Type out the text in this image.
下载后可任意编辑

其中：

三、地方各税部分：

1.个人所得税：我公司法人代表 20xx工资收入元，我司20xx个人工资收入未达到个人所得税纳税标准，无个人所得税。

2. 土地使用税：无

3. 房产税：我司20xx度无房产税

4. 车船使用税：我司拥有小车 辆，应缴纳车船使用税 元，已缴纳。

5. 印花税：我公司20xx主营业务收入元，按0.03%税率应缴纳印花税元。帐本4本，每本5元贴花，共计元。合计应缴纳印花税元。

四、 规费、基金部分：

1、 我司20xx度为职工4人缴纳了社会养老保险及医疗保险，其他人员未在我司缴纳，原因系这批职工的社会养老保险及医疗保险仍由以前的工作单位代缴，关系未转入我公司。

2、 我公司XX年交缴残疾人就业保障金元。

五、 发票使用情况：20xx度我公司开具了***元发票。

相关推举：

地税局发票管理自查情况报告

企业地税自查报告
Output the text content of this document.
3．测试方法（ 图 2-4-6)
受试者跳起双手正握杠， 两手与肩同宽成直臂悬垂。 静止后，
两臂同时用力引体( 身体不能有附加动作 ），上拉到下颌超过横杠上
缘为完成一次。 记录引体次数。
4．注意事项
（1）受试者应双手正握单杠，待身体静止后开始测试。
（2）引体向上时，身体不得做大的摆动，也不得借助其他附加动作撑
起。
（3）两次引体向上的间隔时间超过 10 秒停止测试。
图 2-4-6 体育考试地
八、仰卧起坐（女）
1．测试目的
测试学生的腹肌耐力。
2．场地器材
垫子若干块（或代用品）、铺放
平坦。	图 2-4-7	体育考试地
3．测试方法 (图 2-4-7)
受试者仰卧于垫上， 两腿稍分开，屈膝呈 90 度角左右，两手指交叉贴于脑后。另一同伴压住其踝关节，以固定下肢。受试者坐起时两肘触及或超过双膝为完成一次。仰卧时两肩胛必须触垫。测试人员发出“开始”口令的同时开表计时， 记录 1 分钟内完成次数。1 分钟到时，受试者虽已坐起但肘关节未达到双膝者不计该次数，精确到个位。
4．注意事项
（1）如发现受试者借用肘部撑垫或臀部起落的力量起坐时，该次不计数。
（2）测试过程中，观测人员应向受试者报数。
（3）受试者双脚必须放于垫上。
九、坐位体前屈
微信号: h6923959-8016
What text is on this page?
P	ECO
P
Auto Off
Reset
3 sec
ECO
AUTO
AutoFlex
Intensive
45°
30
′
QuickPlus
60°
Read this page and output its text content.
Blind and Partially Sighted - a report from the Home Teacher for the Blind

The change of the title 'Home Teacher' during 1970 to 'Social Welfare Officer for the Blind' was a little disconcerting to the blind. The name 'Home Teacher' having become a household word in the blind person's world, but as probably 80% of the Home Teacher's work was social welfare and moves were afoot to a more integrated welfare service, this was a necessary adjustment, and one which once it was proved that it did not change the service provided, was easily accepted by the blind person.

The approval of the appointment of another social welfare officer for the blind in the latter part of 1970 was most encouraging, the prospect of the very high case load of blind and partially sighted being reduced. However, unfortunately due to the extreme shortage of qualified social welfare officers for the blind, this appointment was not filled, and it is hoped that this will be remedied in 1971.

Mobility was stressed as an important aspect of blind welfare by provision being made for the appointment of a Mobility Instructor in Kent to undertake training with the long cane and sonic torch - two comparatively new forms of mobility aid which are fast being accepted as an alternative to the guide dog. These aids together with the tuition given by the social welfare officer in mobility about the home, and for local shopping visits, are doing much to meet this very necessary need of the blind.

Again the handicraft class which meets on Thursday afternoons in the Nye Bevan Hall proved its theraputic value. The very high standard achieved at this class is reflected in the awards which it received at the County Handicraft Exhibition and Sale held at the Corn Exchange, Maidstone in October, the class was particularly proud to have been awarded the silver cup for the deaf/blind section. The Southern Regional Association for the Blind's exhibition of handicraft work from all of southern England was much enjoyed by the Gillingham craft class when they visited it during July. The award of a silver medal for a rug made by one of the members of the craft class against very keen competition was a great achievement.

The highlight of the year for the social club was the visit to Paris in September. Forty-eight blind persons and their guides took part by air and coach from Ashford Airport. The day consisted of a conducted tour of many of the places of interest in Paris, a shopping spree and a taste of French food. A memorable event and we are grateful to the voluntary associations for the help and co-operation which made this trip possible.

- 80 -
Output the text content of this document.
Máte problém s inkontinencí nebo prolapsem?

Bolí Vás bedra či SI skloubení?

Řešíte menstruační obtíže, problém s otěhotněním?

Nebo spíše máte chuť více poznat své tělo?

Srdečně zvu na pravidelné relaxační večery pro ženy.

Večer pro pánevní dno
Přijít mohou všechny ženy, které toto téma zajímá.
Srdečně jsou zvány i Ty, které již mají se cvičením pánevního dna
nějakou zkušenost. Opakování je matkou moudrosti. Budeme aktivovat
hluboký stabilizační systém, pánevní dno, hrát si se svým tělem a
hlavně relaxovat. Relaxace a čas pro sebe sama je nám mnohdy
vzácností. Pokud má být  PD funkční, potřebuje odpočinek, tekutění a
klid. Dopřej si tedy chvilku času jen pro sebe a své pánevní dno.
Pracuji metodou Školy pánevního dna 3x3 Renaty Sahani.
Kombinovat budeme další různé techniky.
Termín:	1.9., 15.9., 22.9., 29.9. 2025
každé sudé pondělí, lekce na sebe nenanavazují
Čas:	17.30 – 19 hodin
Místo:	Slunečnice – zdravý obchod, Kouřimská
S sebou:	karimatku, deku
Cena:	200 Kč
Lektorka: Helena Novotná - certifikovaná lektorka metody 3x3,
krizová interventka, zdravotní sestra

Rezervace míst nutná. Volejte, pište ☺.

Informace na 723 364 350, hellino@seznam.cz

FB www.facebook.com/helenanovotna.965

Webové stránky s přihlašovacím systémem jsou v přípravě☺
—————
• **Exercise objective**
Write out all the records above again, exactly as they stand.

• **Answer in full**
Type out the text in this image.
下载后可任意编辑

其中：

三、地方各税部分：

1.个人所得税：我公司法人代表 20xx工资收入元，我司20xx个人工资收入未达到个人所得税纳税标准，无个人所得税。

2. 土地使用税：无

3. 房产税：我司20xx度无房产税

4. 车船使用税：我司拥有小车 辆，应缴纳车船使用税 元，已缴纳。

5. 印花税：我公司20xx主营业务收入元，按0.03%税率应缴纳印花税元。帐本4本，每本5元贴花，共计元。合计应缴纳印花税元。

四、 规费、基金部分：

1、 我司20xx度为职工4人缴纳了社会养老保险及医疗保险，其他人员未在我司缴纳，原因系这批职工的社会养老保险及医疗保险仍由以前的工作单位代缴，关系未转入我公司。

2、 我公司XX年交缴残疾人就业保障金元。

五、 发票使用情况：20xx度我公司开具了***元发票。

相关推举：

地税局发票管理自查情况报告

企业地税自查报告
Output the text content of this document.
3．测试方法（ 图 2-4-6)
受试者跳起双手正握杠， 两手与肩同宽成直臂悬垂。 静止后，
两臂同时用力引体( 身体不能有附加动作 ），上拉到下颌超过横杠上
缘为完成一次。 记录引体次数。
4．注意事项
（1）受试者应双手正握单杠，待身体静止后开始测试。
（2）引体向上时，身体不得做大的摆动，也不得借助其他附加动作撑
起。
（3）两次引体向上的间隔时间超过 10 秒停止测试。
图 2-4-6 体育考试地
八、仰卧起坐（女）
1．测试目的
测试学生的腹肌耐力。
2．场地器材
垫子若干块（或代用品）、铺放
平坦。	图 2-4-7	体育考试地
3．测试方法 (图 2-4-7)
受试者仰卧于垫上， 两腿稍分开，屈膝呈 90 度角左右，两手指交叉贴于脑后。另一同伴压住其踝关节，以固定下肢。受试者坐起时两肘触及或超过双膝为完成一次。仰卧时两肩胛必须触垫。测试人员发出“开始”口令的同时开表计时， 记录 1 分钟内完成次数。1 分钟到时，受试者虽已坐起但肘关节未达到双膝者不计该次数，精确到个位。
4．注意事项
（1）如发现受试者借用肘部撑垫或臀部起落的力量起坐时，该次不计数。
（2）测试过程中，观测人员应向受试者报数。
（3）受试者双脚必须放于垫上。
九、坐位体前屈
微信号: h6923959-8016
What text is on this page?
P	ECO
P
Auto Off
Reset
3 sec
ECO
AUTO
AutoFlex
Intensive
45°
30
′
QuickPlus
60°
Read this page and output its text content.
Blind and Partially Sighted - a report from the Home Teacher for the Blind

The change of the title 'Home Teacher' during 1970 to 'Social Welfare Officer for the Blind' was a little disconcerting to the blind. The name 'Home Teacher' having become a household word in the blind person's world, but as probably 80% of the Home Teacher's work was social welfare and moves were afoot to a more integrated welfare service, this was a necessary adjustment, and one which once it was proved that it did not change the service provided, was easily accepted by the blind person.

The approval of the appointment of another social welfare officer for the blind in the latter part of 1970 was most encouraging, the prospect of the very high case load of blind and partially sighted being reduced. However, unfortunately due to the extreme shortage of qualified social welfare officers for the blind, this appointment was not filled, and it is hoped that this will be remedied in 1971.

Mobility was stressed as an important aspect of blind welfare by provision being made for the appointment of a Mobility Instructor in Kent to undertake training with the long cane and sonic torch - two comparatively new forms of mobility aid which are fast being accepted as an alternative to the guide dog. These aids together with the tuition given by the social welfare officer in mobility about the home, and for local shopping visits, are doing much to meet this very necessary need of the blind.

Again the handicraft class which meets on Thursday afternoons in the Nye Bevan Hall proved its theraputic value. The very high standard achieved at this class is reflected in the awards which it received at the County Handicraft Exhibition and Sale held at the Corn Exchange, Maidstone in October, the class was particularly proud to have been awarded the silver cup for the deaf/blind section. The Southern Regional Association for the Blind's exhibition of handicraft work from all of southern England was much enjoyed by the Gillingham craft class when they visited it during July. The award of a silver medal for a rug made by one of the members of the craft class against very keen competition was a great achievement.

The highlight of the year for the social club was the visit to Paris in September. Forty-eight blind persons and their guides took part by air and coach from Ashford Airport. The day consisted of a conducted tour of many of the places of interest in Paris, a shopping spree and a taste of French food. A memorable event and we are grateful to the voluntary associations for the help and co-operation which made this trip possible.

- 80 -
Output the text content of this document.
Máte problém s inkontinencí nebo prolapsem?

Bolí Vás bedra či SI skloubení?

Řešíte menstruační obtíže, problém s otěhotněním?

Nebo spíše máte chuť více poznat své tělo?

Srdečně zvu na pravidelné relaxační večery pro ženy.

Večer pro pánevní dno
Přijít mohou všechny ženy, které toto téma zajímá.
Srdečně jsou zvány i Ty, které již mají se cvičením pánevního dna
nějakou zkušenost. Opakování je matkou moudrosti. Budeme aktivovat
hluboký stabilizační systém, pánevní dno, hrát si se svým tělem a
hlavně relaxovat. Relaxace a čas pro sebe sama je nám mnohdy
vzácností. Pokud má být  PD funkční, potřebuje odpočinek, tekutění a
klid. Dopřej si tedy chvilku času jen pro sebe a své pánevní dno.
Pracuji metodou Školy pánevního dna 3x3 Renaty Sahani.
Kombinovat budeme další různé techniky.
Termín:	1.9., 15.9., 22.9., 29.9. 2025
každé sudé pondělí, lekce na sebe nenanavazují
Čas:	17.30 – 19 hodin
Místo:	Slunečnice – zdravý obchod, Kouřimská
S sebou:	karimatku, deku
Cena:	200 Kč
Lektorka: Helena Novotná - certifikovaná lektorka metody 3x3,
krizová interventka, zdravotní sestra

Rezervace míst nutná. Volejte, pište ☺.

Informace na 723 364 350, hellino@seznam.cz

FB www.facebook.com/helenanovotna.965

Webové stránky s přihlašovacím systémem jsou v přípravě☺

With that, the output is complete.